What is asked
Of the lines in the records that follow, how many include the word "median"? Answer with a bare number.

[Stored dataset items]
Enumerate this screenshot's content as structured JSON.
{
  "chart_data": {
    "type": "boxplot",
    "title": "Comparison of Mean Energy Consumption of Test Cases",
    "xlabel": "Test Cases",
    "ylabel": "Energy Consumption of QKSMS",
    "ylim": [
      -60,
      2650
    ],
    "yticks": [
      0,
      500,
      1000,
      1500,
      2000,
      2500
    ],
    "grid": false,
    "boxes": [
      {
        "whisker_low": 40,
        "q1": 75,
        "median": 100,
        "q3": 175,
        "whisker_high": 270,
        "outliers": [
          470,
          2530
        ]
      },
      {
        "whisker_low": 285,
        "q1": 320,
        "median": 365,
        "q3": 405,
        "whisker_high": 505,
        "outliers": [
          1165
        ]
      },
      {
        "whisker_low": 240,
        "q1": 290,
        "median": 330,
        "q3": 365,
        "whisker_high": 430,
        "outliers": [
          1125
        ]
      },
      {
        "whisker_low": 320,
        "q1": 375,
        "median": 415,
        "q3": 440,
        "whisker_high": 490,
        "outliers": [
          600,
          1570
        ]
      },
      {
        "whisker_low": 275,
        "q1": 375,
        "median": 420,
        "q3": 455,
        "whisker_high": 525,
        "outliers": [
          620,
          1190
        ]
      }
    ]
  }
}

Output for this exercise
5